*** Excerpted records ***

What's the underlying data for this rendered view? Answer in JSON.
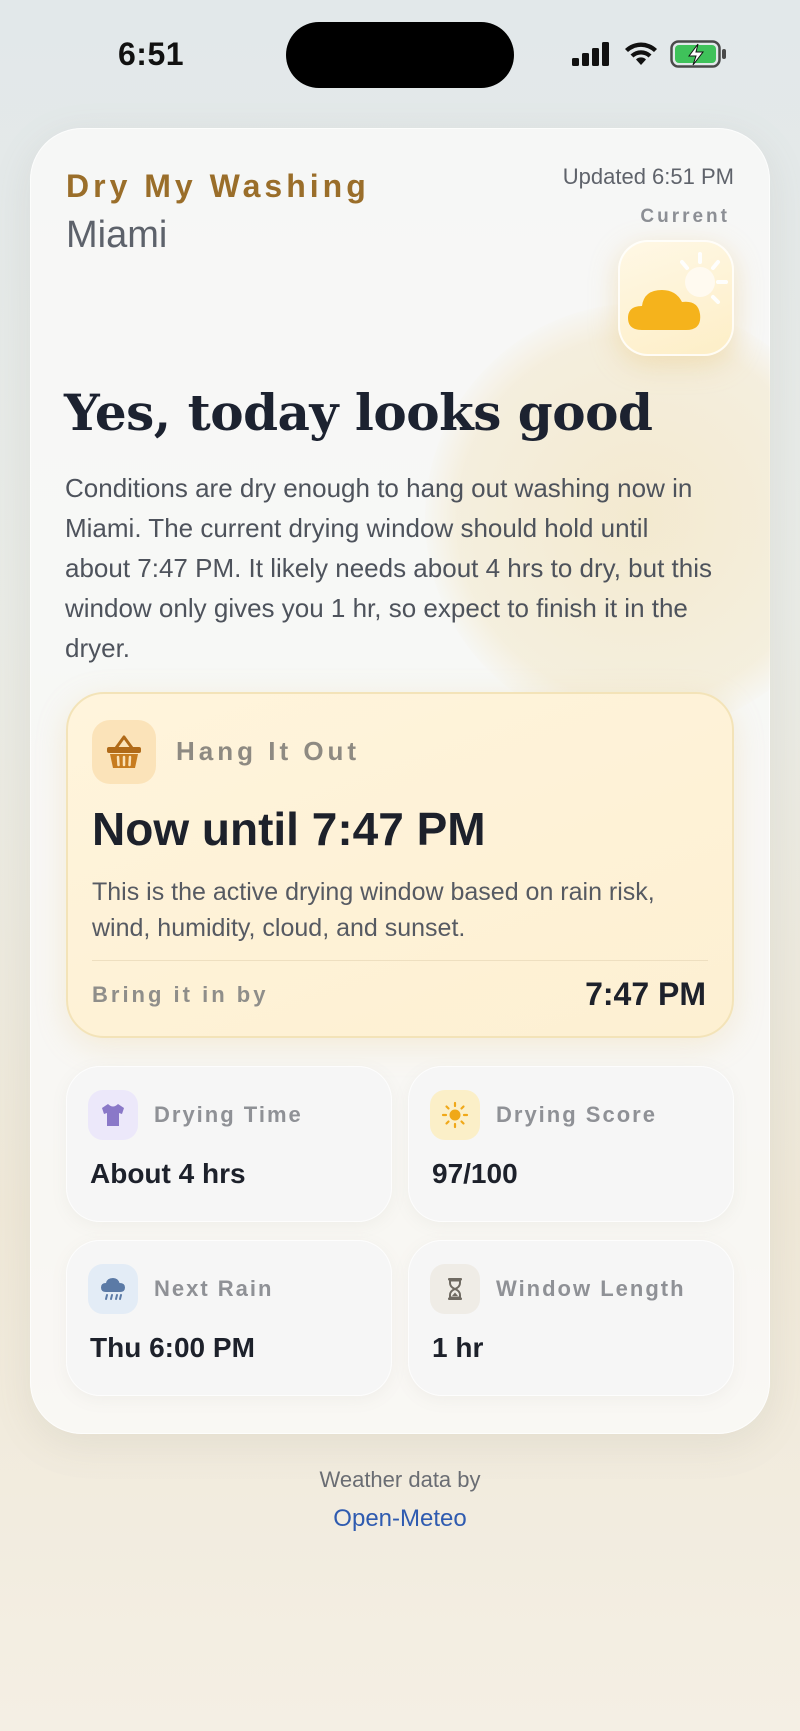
{
  "status_bar": {
    "time": "6:51",
    "icons": [
      "cellular-signal-icon",
      "wifi-icon",
      "battery-charging-icon"
    ]
  },
  "app": {
    "brand": "Dry My Washing",
    "city": "Miami",
    "updated": "Updated 6:51 PM",
    "current_label": "Current",
    "current_icon": "partly-cloudy-sun-icon"
  },
  "verdict": {
    "headline": "Yes, today looks good",
    "summary": "Conditions are dry enough to hang out washing now in Miami. The current drying window should hold until about 7:47 PM. It likely needs about 4 hrs to dry, but this window only gives you 1 hr, so expect to finish it in the dryer."
  },
  "hang_out": {
    "icon": "basket-icon",
    "title": "Hang It Out",
    "window": "Now until 7:47 PM",
    "description": "This is the active drying window based on rain risk, wind, humidity, cloud, and sunset.",
    "bring_in_label": "Bring it in by",
    "bring_in_time": "7:47 PM"
  },
  "stats": [
    {
      "icon": "tshirt-icon",
      "label": "Drying Time",
      "value": "About 4 hrs"
    },
    {
      "icon": "sun-icon",
      "label": "Drying Score",
      "value": "97/100"
    },
    {
      "icon": "rain-cloud-icon",
      "label": "Next Rain",
      "value": "Thu 6:00 PM"
    },
    {
      "icon": "hourglass-icon",
      "label": "Window Length",
      "value": "1 hr"
    }
  ],
  "footer": {
    "credit": "Weather data by",
    "link": "Open-Meteo"
  },
  "colors": {
    "brand": "#9a6e2a",
    "accent_sun": "#f5b31c",
    "link": "#2f5bb0",
    "panel": "#fff4dc"
  }
}
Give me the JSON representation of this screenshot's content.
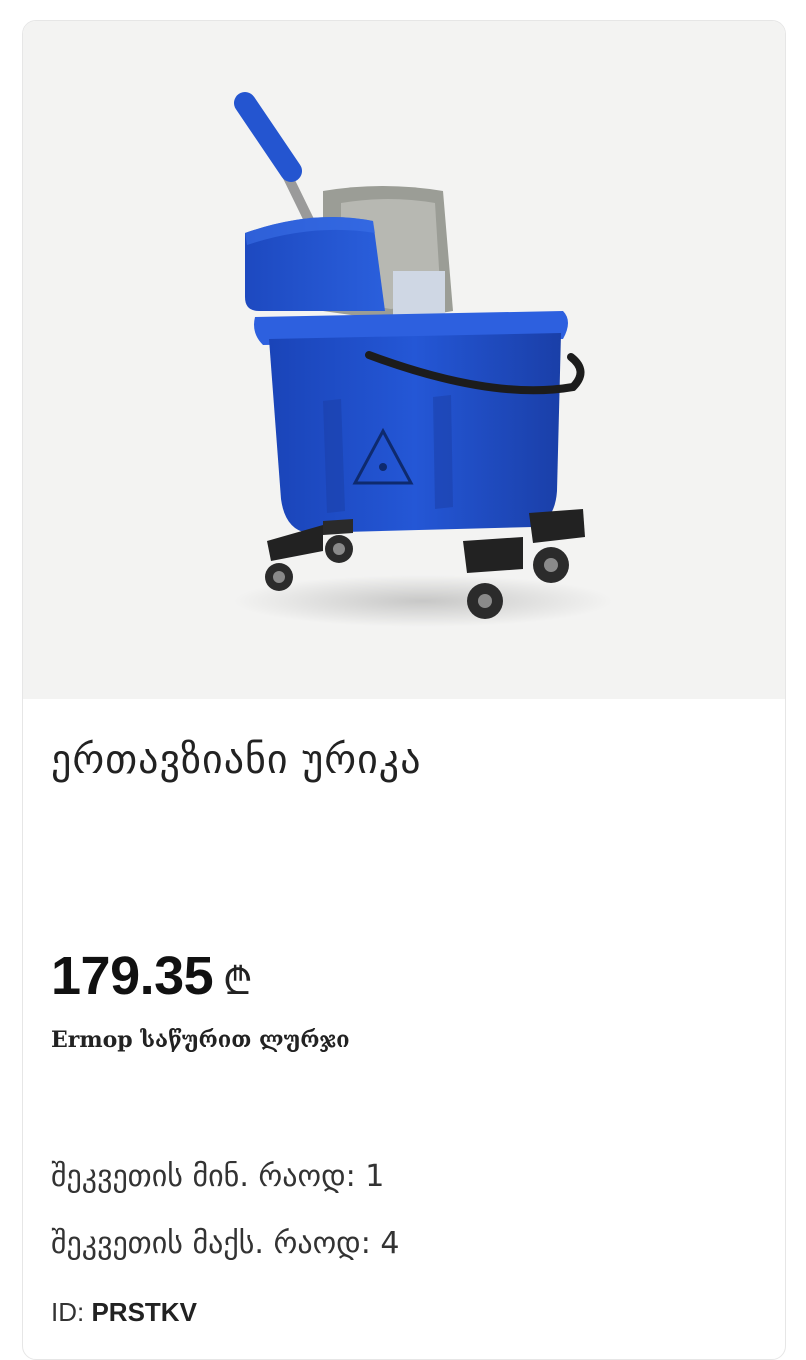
{
  "product": {
    "title": "ერთავზიანი ურიკა",
    "price": "179.35",
    "currency_symbol": "₾",
    "subtitle": "Ermop საწურით ლურჯი",
    "min_order_label": "შეკვეთის მინ. რაოდ:",
    "min_order_value": "1",
    "max_order_label": "შეკვეთის მაქს. რაოდ:",
    "max_order_value": "4",
    "id_label": "ID:",
    "id_value": "PRSTKV"
  },
  "colors": {
    "bucket_blue": "#1f4fc8",
    "image_background": "#f3f3f2"
  },
  "image": {
    "icon": "mop-bucket-image"
  }
}
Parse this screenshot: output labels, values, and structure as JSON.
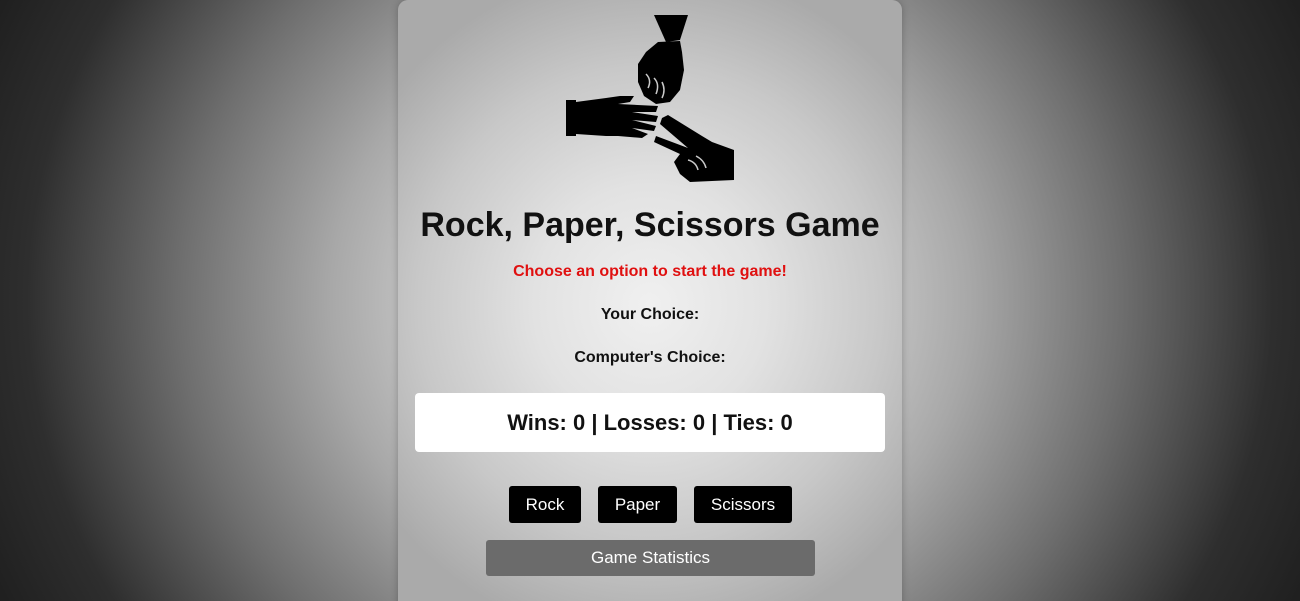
{
  "game": {
    "title": "Rock, Paper, Scissors Game",
    "message": "Choose an option to start the game!",
    "your_choice_label": "Your Choice:",
    "computer_choice_label": "Computer's Choice:",
    "score_text": "Wins: 0 | Losses: 0 | Ties: 0",
    "logo_icon": "rock-paper-scissors-hands-icon"
  },
  "buttons": {
    "rock": "Rock",
    "paper": "Paper",
    "scissors": "Scissors",
    "statistics": "Game Statistics"
  },
  "colors": {
    "message": "#e01010",
    "button_bg": "#000000",
    "stats_button_bg": "#6b6b6b",
    "score_box_bg": "#ffffff"
  }
}
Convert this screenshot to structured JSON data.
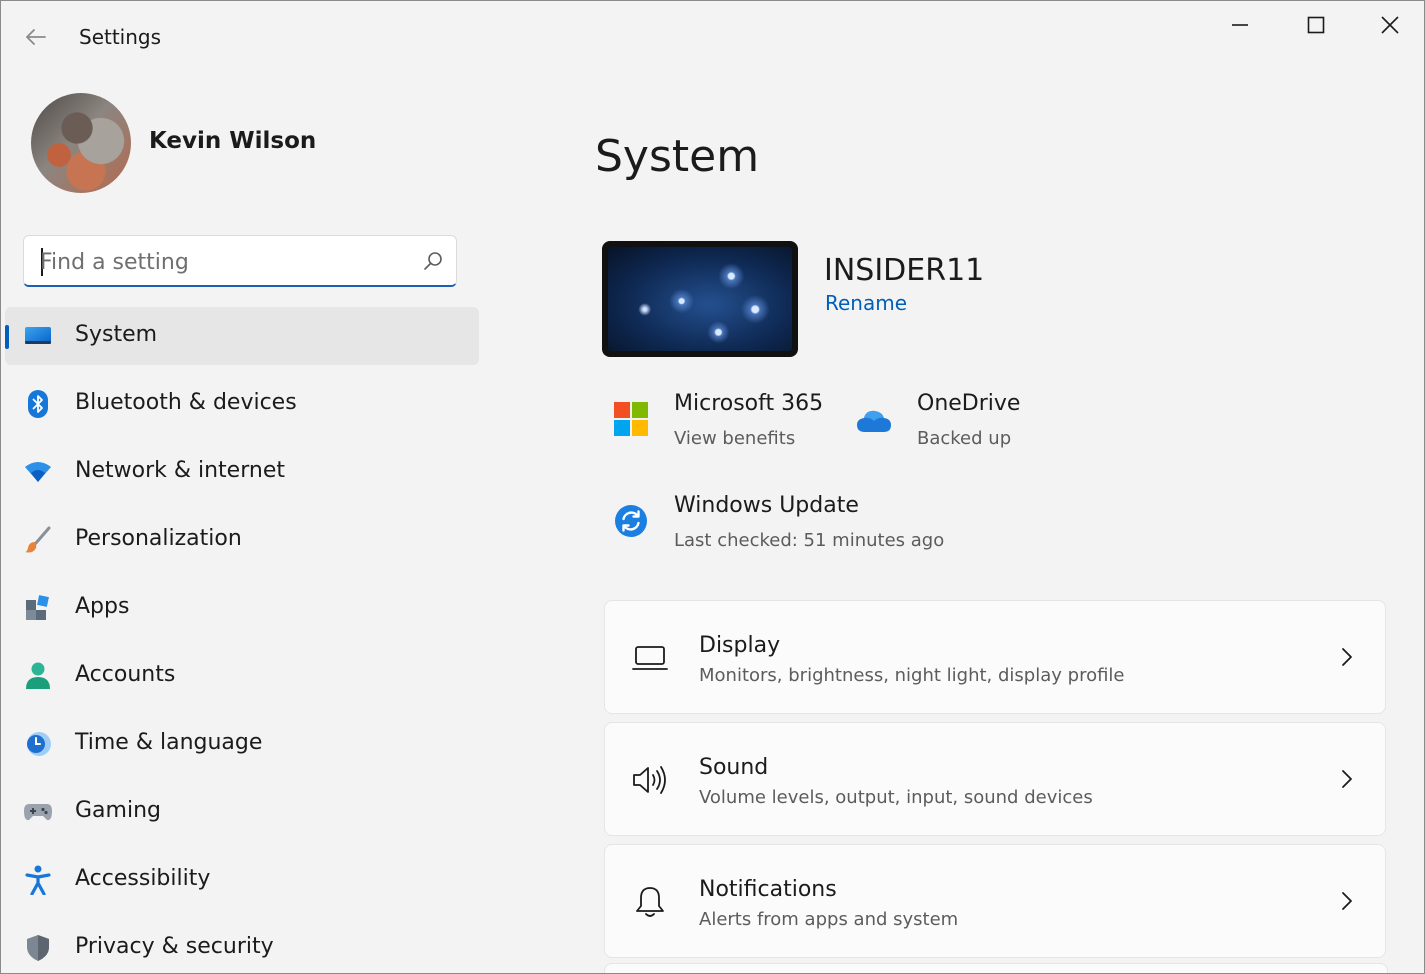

***

What is being asked – Copy the material shown above in full and exactly. Skip the pictures.

Final result –
What's the underlying data for this rendered view? Answer in JSON.
{
  "status_bar": {
    "time": "6:51",
    "icons": [
      "cellular-signal-icon",
      "wifi-icon",
      "battery-charging-icon"
    ]
  },
  "app": {
    "brand": "Dry My Washing",
    "city": "Miami",
    "updated": "Updated 6:51 PM",
    "current_label": "Current",
    "current_icon": "partly-cloudy-sun-icon"
  },
  "verdict": {
    "headline": "Yes, today looks good",
    "summary": "Conditions are dry enough to hang out washing now in Miami. The current drying window should hold until about 7:47 PM. It likely needs about 4 hrs to dry, but this window only gives you 1 hr, so expect to finish it in the dryer."
  },
  "hang_out": {
    "icon": "basket-icon",
    "title": "Hang It Out",
    "window": "Now until 7:47 PM",
    "description": "This is the active drying window based on rain risk, wind, humidity, cloud, and sunset.",
    "bring_in_label": "Bring it in by",
    "bring_in_time": "7:47 PM"
  },
  "stats": [
    {
      "icon": "tshirt-icon",
      "label": "Drying Time",
      "value": "About 4 hrs"
    },
    {
      "icon": "sun-icon",
      "label": "Drying Score",
      "value": "97/100"
    },
    {
      "icon": "rain-cloud-icon",
      "label": "Next Rain",
      "value": "Thu 6:00 PM"
    },
    {
      "icon": "hourglass-icon",
      "label": "Window Length",
      "value": "1 hr"
    }
  ],
  "footer": {
    "credit": "Weather data by",
    "link": "Open-Meteo"
  },
  "colors": {
    "brand": "#9a6e2a",
    "accent_sun": "#f5b31c",
    "link": "#2f5bb0",
    "panel": "#fff4dc"
  }
}
Give me the JSON representation of this screenshot's content.
{
  "product": {
    "title": "ერთავზიანი ურიკა",
    "price": "179.35",
    "currency_symbol": "₾",
    "subtitle": "Ermop საწურით ლურჯი",
    "min_order_label": "შეკვეთის მინ. რაოდ:",
    "min_order_value": "1",
    "max_order_label": "შეკვეთის მაქს. რაოდ:",
    "max_order_value": "4",
    "id_label": "ID:",
    "id_value": "PRSTKV"
  },
  "colors": {
    "bucket_blue": "#1f4fc8",
    "image_background": "#f3f3f2"
  },
  "image": {
    "icon": "mop-bucket-image"
  }
}
Parse this screenshot: output labels, values, and structure as JSON.
{
  "game": {
    "title": "Rock, Paper, Scissors Game",
    "message": "Choose an option to start the game!",
    "your_choice_label": "Your Choice:",
    "computer_choice_label": "Computer's Choice:",
    "score_text": "Wins: 0 | Losses: 0 | Ties: 0",
    "logo_icon": "rock-paper-scissors-hands-icon"
  },
  "buttons": {
    "rock": "Rock",
    "paper": "Paper",
    "scissors": "Scissors",
    "statistics": "Game Statistics"
  },
  "colors": {
    "message": "#e01010",
    "button_bg": "#000000",
    "stats_button_bg": "#6b6b6b",
    "score_box_bg": "#ffffff"
  }
}
Convert this screenshot to structured JSON data.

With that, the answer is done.